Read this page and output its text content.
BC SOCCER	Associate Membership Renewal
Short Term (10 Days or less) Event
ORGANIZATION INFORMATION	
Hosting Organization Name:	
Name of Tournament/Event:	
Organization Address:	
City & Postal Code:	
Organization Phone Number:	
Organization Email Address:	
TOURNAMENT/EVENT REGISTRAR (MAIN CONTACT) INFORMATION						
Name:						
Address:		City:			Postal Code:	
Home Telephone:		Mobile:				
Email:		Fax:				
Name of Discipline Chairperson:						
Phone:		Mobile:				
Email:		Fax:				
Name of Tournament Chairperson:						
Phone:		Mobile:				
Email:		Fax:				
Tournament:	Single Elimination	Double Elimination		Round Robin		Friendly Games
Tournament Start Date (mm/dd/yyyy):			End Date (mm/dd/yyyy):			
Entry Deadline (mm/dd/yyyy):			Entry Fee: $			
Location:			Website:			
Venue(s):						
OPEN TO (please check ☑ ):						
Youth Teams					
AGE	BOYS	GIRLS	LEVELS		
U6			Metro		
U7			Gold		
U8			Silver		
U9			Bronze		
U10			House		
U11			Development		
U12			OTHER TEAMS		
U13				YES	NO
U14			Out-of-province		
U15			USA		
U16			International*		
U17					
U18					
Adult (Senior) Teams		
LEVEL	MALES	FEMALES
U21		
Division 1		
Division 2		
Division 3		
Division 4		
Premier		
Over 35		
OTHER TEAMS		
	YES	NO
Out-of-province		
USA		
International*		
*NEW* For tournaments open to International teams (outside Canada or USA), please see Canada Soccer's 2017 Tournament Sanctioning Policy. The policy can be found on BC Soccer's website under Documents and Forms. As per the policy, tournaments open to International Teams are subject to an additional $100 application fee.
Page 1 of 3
• • •
## Your objective
Look through the entries above; copy each line where the string "INFORMATION" appears.

## Expected output
ORGANIZATION INFORMATION	
TOURNAMENT/EVENT REGISTRAR (MAIN CONTACT) INFORMATION						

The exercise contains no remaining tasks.